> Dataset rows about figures
##########

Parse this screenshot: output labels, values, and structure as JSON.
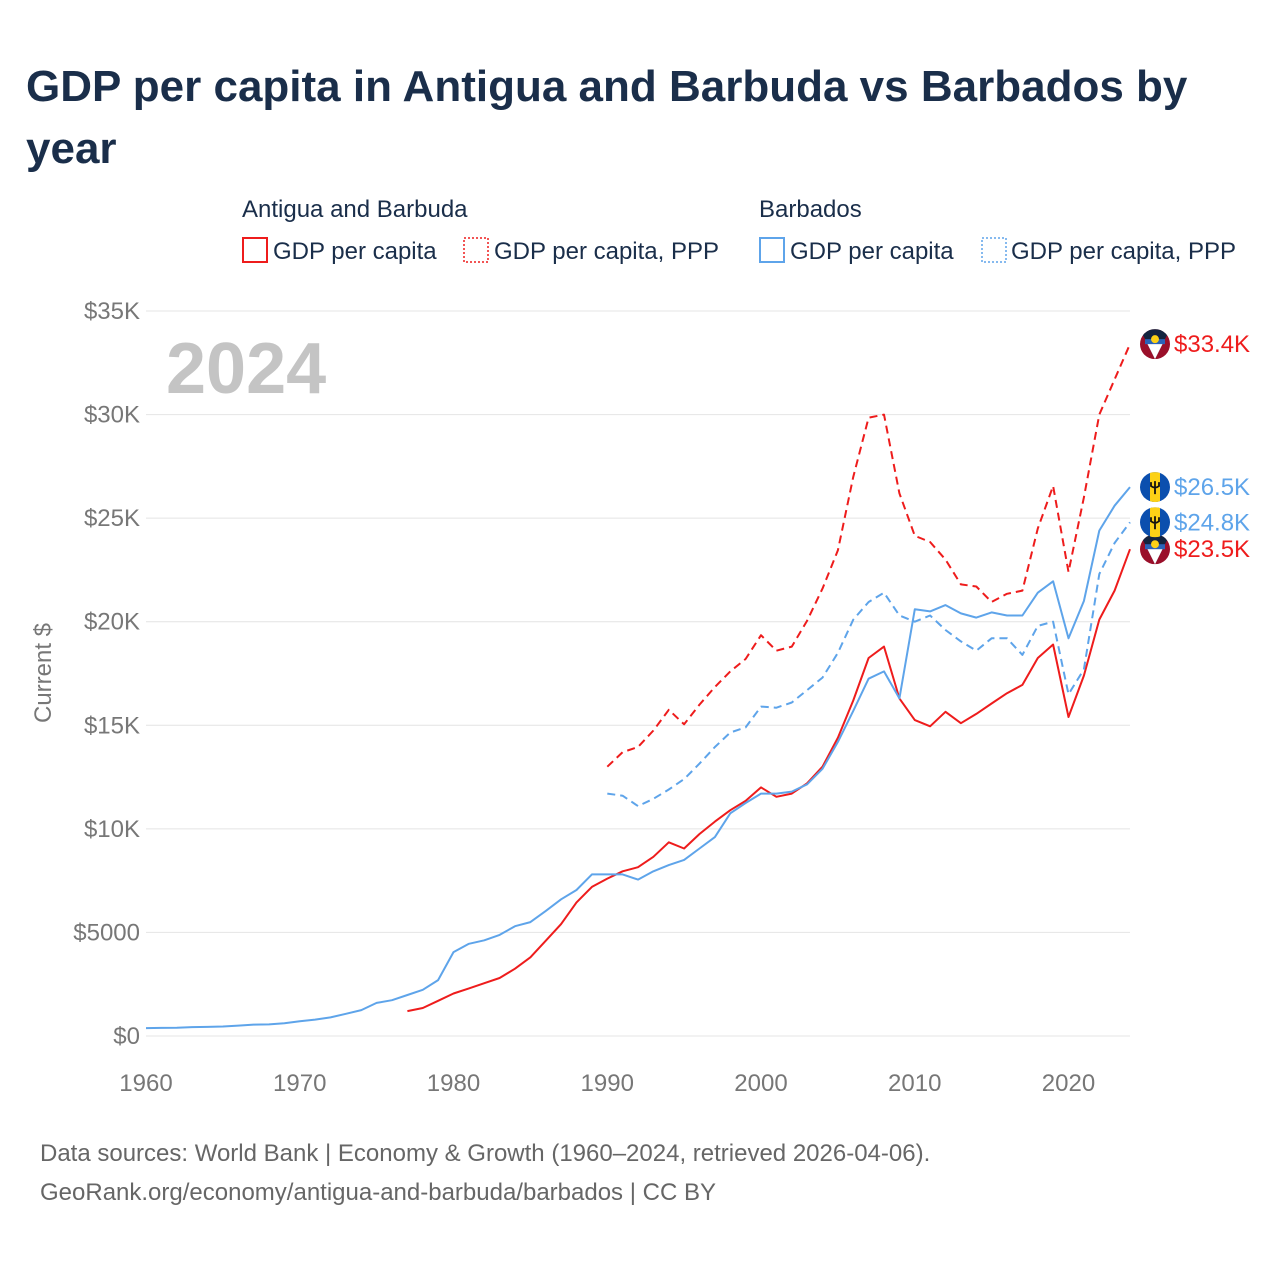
{
  "title": "GDP per capita in Antigua and Barbuda vs Barbados by year",
  "year_watermark": "2024",
  "footer": {
    "line1": "Data sources: World Bank | Economy & Growth (1960–2024, retrieved 2026-04-06).",
    "line2": "GeoRank.org/economy/antigua-and-barbuda/barbados | CC BY"
  },
  "legend": {
    "groups": [
      {
        "name": "Antigua and Barbuda",
        "items": [
          "GDP per capita",
          "GDP per capita, PPP"
        ]
      },
      {
        "name": "Barbados",
        "items": [
          "GDP per capita",
          "GDP per capita, PPP"
        ]
      }
    ]
  },
  "chart_data": {
    "type": "line",
    "title": "GDP per capita in Antigua and Barbuda vs Barbados by year",
    "xlabel": "",
    "ylabel": "Current $",
    "xlim": [
      1960,
      2024
    ],
    "ylim": [
      0,
      35000
    ],
    "x_ticks": [
      1960,
      1970,
      1980,
      1990,
      2000,
      2010,
      2020
    ],
    "x_tick_labels": [
      "1960",
      "1970",
      "1980",
      "1990",
      "2000",
      "2010",
      "2020"
    ],
    "y_ticks": [
      0,
      5000,
      10000,
      15000,
      20000,
      25000,
      30000,
      35000
    ],
    "y_tick_labels": [
      "$0",
      "$5000",
      "$10K",
      "$15K",
      "$20K",
      "$25K",
      "$30K",
      "$35K"
    ],
    "grid": true,
    "legend_position": "top",
    "series": [
      {
        "name": "Antigua and Barbuda – GDP per capita",
        "country": "Antigua and Barbuda",
        "color": "#ee1c1c",
        "dash": false,
        "start": 1977,
        "values": [
          1200,
          1350,
          1700,
          2050,
          2300,
          2550,
          2800,
          3250,
          3800,
          4600,
          5400,
          6450,
          7200,
          7600,
          7950,
          8150,
          8650,
          9350,
          9050,
          9750,
          10350,
          10900,
          11350,
          12000,
          11550,
          11700,
          12200,
          13000,
          14400,
          16200,
          18250,
          18800,
          16300,
          15250,
          14950,
          15650,
          15100,
          15550,
          16050,
          16550,
          16950,
          18250,
          18900,
          15400,
          17400,
          20100,
          21500,
          23500
        ],
        "end_label": "$23.5K"
      },
      {
        "name": "Antigua and Barbuda – GDP per capita, PPP",
        "country": "Antigua and Barbuda",
        "color": "#ee1c1c",
        "dash": true,
        "start": 1990,
        "values": [
          13000,
          13700,
          13950,
          14750,
          15750,
          15050,
          16000,
          16850,
          17600,
          18200,
          19350,
          18600,
          18800,
          20050,
          21600,
          23450,
          27000,
          29850,
          30000,
          26200,
          24150,
          23850,
          23000,
          21800,
          21700,
          20950,
          21350,
          21500,
          24500,
          26550,
          22400,
          26000,
          30000,
          31700,
          33400
        ],
        "end_label": "$33.4K"
      },
      {
        "name": "Barbados – GDP per capita",
        "country": "Barbados",
        "color": "#5ea4ea",
        "dash": false,
        "start": 1960,
        "values": [
          380,
          390,
          400,
          430,
          440,
          460,
          500,
          550,
          560,
          620,
          710,
          790,
          900,
          1070,
          1250,
          1600,
          1730,
          1980,
          2230,
          2700,
          4050,
          4450,
          4620,
          4880,
          5300,
          5500,
          6040,
          6600,
          7050,
          7800,
          7800,
          7800,
          7550,
          7950,
          8250,
          8500,
          9050,
          9600,
          10750,
          11250,
          11700,
          11700,
          11800,
          12150,
          12900,
          14200,
          15700,
          17250,
          17600,
          16300,
          20600,
          20500,
          20800,
          20400,
          20200,
          20450,
          20300,
          20300,
          21400,
          21950,
          19200,
          21000,
          24400,
          25600,
          26500
        ],
        "end_label": "$26.5K"
      },
      {
        "name": "Barbados – GDP per capita, PPP",
        "country": "Barbados",
        "color": "#5ea4ea",
        "dash": true,
        "start": 1990,
        "values": [
          11700,
          11600,
          11100,
          11450,
          11900,
          12400,
          13150,
          13950,
          14650,
          14900,
          15900,
          15850,
          16100,
          16700,
          17300,
          18500,
          20100,
          20950,
          21400,
          20300,
          20000,
          20300,
          19600,
          19050,
          18600,
          19200,
          19200,
          18400,
          19800,
          20000,
          16500,
          17700,
          22300,
          23800,
          24800
        ],
        "end_label": "$24.8K"
      }
    ]
  }
}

##########

> Your objective
Looking at the entries above, how many lines contain the word "start"? Answer with the number alone.

> Correct output
4